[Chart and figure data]
+--
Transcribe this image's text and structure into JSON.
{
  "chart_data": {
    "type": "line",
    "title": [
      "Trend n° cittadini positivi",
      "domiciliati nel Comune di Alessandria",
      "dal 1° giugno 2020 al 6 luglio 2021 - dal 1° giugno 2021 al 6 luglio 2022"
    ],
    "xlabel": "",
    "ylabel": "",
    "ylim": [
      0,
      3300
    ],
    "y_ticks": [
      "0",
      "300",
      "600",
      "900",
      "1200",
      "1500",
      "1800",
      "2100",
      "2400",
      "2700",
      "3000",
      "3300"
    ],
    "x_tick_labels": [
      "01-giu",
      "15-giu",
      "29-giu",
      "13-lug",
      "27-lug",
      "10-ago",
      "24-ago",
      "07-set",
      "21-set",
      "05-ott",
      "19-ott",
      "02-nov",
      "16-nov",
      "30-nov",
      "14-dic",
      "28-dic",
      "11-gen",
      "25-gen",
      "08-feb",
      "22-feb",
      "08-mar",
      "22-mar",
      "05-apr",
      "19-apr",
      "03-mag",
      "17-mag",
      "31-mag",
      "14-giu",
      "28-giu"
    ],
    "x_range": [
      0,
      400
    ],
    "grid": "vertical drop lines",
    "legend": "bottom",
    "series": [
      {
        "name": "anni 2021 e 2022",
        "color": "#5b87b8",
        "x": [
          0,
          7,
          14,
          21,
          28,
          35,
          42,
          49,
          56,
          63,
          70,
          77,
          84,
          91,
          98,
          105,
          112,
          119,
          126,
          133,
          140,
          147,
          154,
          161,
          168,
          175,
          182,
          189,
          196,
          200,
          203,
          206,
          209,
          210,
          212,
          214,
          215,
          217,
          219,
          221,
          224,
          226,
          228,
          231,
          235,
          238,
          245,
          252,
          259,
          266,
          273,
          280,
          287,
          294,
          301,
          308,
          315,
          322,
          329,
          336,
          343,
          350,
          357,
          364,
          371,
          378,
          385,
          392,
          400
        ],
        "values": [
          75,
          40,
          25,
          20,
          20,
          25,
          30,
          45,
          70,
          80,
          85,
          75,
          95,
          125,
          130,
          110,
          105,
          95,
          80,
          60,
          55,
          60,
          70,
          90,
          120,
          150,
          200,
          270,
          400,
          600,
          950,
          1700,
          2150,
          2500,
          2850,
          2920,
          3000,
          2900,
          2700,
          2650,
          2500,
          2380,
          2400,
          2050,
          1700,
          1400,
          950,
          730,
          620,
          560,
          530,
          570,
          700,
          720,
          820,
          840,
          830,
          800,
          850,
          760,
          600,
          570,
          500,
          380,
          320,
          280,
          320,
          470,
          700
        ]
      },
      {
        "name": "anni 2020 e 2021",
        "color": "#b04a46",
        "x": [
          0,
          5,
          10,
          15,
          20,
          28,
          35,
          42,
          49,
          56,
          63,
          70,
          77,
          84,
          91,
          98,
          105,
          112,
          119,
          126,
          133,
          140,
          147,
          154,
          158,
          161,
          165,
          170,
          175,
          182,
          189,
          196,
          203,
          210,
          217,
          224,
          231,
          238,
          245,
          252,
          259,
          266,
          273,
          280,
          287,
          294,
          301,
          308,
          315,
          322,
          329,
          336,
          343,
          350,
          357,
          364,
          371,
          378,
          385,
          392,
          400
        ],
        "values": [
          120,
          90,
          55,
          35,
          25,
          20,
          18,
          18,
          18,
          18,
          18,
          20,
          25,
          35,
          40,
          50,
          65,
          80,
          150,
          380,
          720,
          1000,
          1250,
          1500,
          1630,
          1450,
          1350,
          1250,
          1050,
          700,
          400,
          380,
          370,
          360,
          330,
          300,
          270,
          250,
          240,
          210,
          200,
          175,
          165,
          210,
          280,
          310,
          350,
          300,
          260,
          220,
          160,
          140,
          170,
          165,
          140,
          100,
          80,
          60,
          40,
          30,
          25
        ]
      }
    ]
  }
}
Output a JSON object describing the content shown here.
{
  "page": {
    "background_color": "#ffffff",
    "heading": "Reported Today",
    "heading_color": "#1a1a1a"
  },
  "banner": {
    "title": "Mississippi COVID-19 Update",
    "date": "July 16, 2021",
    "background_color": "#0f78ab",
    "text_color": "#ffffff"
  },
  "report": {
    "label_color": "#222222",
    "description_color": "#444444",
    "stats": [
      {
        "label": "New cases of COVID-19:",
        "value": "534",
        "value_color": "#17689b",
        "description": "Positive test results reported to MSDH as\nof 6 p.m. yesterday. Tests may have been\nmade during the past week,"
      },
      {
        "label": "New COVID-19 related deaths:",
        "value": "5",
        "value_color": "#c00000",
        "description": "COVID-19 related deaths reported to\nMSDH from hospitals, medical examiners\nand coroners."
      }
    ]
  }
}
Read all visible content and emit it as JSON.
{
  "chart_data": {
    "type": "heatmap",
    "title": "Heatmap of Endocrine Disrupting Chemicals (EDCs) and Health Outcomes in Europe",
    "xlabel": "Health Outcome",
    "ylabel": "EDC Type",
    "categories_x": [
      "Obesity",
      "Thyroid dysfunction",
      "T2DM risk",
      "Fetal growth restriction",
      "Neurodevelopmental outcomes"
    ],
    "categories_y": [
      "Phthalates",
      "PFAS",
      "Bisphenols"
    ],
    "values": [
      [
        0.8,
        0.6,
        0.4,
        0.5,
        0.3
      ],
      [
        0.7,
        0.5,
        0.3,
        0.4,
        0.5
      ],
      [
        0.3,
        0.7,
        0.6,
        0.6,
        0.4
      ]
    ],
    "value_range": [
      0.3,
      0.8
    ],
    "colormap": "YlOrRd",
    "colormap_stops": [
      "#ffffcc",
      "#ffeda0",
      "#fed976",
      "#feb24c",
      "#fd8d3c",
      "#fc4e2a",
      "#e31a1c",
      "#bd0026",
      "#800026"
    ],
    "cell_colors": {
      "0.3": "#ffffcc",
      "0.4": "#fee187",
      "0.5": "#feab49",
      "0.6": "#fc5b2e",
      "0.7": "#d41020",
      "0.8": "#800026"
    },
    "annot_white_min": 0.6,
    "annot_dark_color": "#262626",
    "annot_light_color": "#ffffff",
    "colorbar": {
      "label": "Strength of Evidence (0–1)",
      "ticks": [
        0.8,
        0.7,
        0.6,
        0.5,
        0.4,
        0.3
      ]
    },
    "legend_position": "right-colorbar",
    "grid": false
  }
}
+--
* [DO THIS] Quote every entry exactly.

* [REPLY TO THE TASK]
Transcribe this image's text and structure into JSON.
{
  "chart_data": {
    "type": "line",
    "title": [
      "Trend n° cittadini positivi",
      "domiciliati nel Comune di Alessandria",
      "dal 1° giugno 2020 al 6 luglio 2021 - dal 1° giugno 2021 al 6 luglio 2022"
    ],
    "xlabel": "",
    "ylabel": "",
    "ylim": [
      0,
      3300
    ],
    "y_ticks": [
      "0",
      "300",
      "600",
      "900",
      "1200",
      "1500",
      "1800",
      "2100",
      "2400",
      "2700",
      "3000",
      "3300"
    ],
    "x_tick_labels": [
      "01-giu",
      "15-giu",
      "29-giu",
      "13-lug",
      "27-lug",
      "10-ago",
      "24-ago",
      "07-set",
      "21-set",
      "05-ott",
      "19-ott",
      "02-nov",
      "16-nov",
      "30-nov",
      "14-dic",
      "28-dic",
      "11-gen",
      "25-gen",
      "08-feb",
      "22-feb",
      "08-mar",
      "22-mar",
      "05-apr",
      "19-apr",
      "03-mag",
      "17-mag",
      "31-mag",
      "14-giu",
      "28-giu"
    ],
    "x_range": [
      0,
      400
    ],
    "grid": "vertical drop lines",
    "legend": "bottom",
    "series": [
      {
        "name": "anni 2021 e 2022",
        "color": "#5b87b8",
        "x": [
          0,
          7,
          14,
          21,
          28,
          35,
          42,
          49,
          56,
          63,
          70,
          77,
          84,
          91,
          98,
          105,
          112,
          119,
          126,
          133,
          140,
          147,
          154,
          161,
          168,
          175,
          182,
          189,
          196,
          200,
          203,
          206,
          209,
          210,
          212,
          214,
          215,
          217,
          219,
          221,
          224,
          226,
          228,
          231,
          235,
          238,
          245,
          252,
          259,
          266,
          273,
          280,
          287,
          294,
          301,
          308,
          315,
          322,
          329,
          336,
          343,
          350,
          357,
          364,
          371,
          378,
          385,
          392,
          400
        ],
        "values": [
          75,
          40,
          25,
          20,
          20,
          25,
          30,
          45,
          70,
          80,
          85,
          75,
          95,
          125,
          130,
          110,
          105,
          95,
          80,
          60,
          55,
          60,
          70,
          90,
          120,
          150,
          200,
          270,
          400,
          600,
          950,
          1700,
          2150,
          2500,
          2850,
          2920,
          3000,
          2900,
          2700,
          2650,
          2500,
          2380,
          2400,
          2050,
          1700,
          1400,
          950,
          730,
          620,
          560,
          530,
          570,
          700,
          720,
          820,
          840,
          830,
          800,
          850,
          760,
          600,
          570,
          500,
          380,
          320,
          280,
          320,
          470,
          700
        ]
      },
      {
        "name": "anni 2020 e 2021",
        "color": "#b04a46",
        "x": [
          0,
          5,
          10,
          15,
          20,
          28,
          35,
          42,
          49,
          56,
          63,
          70,
          77,
          84,
          91,
          98,
          105,
          112,
          119,
          126,
          133,
          140,
          147,
          154,
          158,
          161,
          165,
          170,
          175,
          182,
          189,
          196,
          203,
          210,
          217,
          224,
          231,
          238,
          245,
          252,
          259,
          266,
          273,
          280,
          287,
          294,
          301,
          308,
          315,
          322,
          329,
          336,
          343,
          350,
          357,
          364,
          371,
          378,
          385,
          392,
          400
        ],
        "values": [
          120,
          90,
          55,
          35,
          25,
          20,
          18,
          18,
          18,
          18,
          18,
          20,
          25,
          35,
          40,
          50,
          65,
          80,
          150,
          380,
          720,
          1000,
          1250,
          1500,
          1630,
          1450,
          1350,
          1250,
          1050,
          700,
          400,
          380,
          370,
          360,
          330,
          300,
          270,
          250,
          240,
          210,
          200,
          175,
          165,
          210,
          280,
          310,
          350,
          300,
          260,
          220,
          160,
          140,
          170,
          165,
          140,
          100,
          80,
          60,
          40,
          30,
          25
        ]
      }
    ]
  }
}
Output a JSON object describing the content shown here.
{
  "page": {
    "background_color": "#ffffff",
    "heading": "Reported Today",
    "heading_color": "#1a1a1a"
  },
  "banner": {
    "title": "Mississippi COVID-19 Update",
    "date": "July 16, 2021",
    "background_color": "#0f78ab",
    "text_color": "#ffffff"
  },
  "report": {
    "label_color": "#222222",
    "description_color": "#444444",
    "stats": [
      {
        "label": "New cases of COVID-19:",
        "value": "534",
        "value_color": "#17689b",
        "description": "Positive test results reported to MSDH as\nof 6 p.m. yesterday. Tests may have been\nmade during the past week,"
      },
      {
        "label": "New COVID-19 related deaths:",
        "value": "5",
        "value_color": "#c00000",
        "description": "COVID-19 related deaths reported to\nMSDH from hospitals, medical examiners\nand coroners."
      }
    ]
  }
}
Read all visible content and emit it as JSON.
{
  "chart_data": {
    "type": "heatmap",
    "title": "Heatmap of Endocrine Disrupting Chemicals (EDCs) and Health Outcomes in Europe",
    "xlabel": "Health Outcome",
    "ylabel": "EDC Type",
    "categories_x": [
      "Obesity",
      "Thyroid dysfunction",
      "T2DM risk",
      "Fetal growth restriction",
      "Neurodevelopmental outcomes"
    ],
    "categories_y": [
      "Phthalates",
      "PFAS",
      "Bisphenols"
    ],
    "values": [
      [
        0.8,
        0.6,
        0.4,
        0.5,
        0.3
      ],
      [
        0.7,
        0.5,
        0.3,
        0.4,
        0.5
      ],
      [
        0.3,
        0.7,
        0.6,
        0.6,
        0.4
      ]
    ],
    "value_range": [
      0.3,
      0.8
    ],
    "colormap": "YlOrRd",
    "colormap_stops": [
      "#ffffcc",
      "#ffeda0",
      "#fed976",
      "#feb24c",
      "#fd8d3c",
      "#fc4e2a",
      "#e31a1c",
      "#bd0026",
      "#800026"
    ],
    "cell_colors": {
      "0.3": "#ffffcc",
      "0.4": "#fee187",
      "0.5": "#feab49",
      "0.6": "#fc5b2e",
      "0.7": "#d41020",
      "0.8": "#800026"
    },
    "annot_white_min": 0.6,
    "annot_dark_color": "#262626",
    "annot_light_color": "#ffffff",
    "colorbar": {
      "label": "Strength of Evidence (0–1)",
      "ticks": [
        0.8,
        0.7,
        0.6,
        0.5,
        0.4,
        0.3
      ]
    },
    "legend_position": "right-colorbar",
    "grid": false
  }
}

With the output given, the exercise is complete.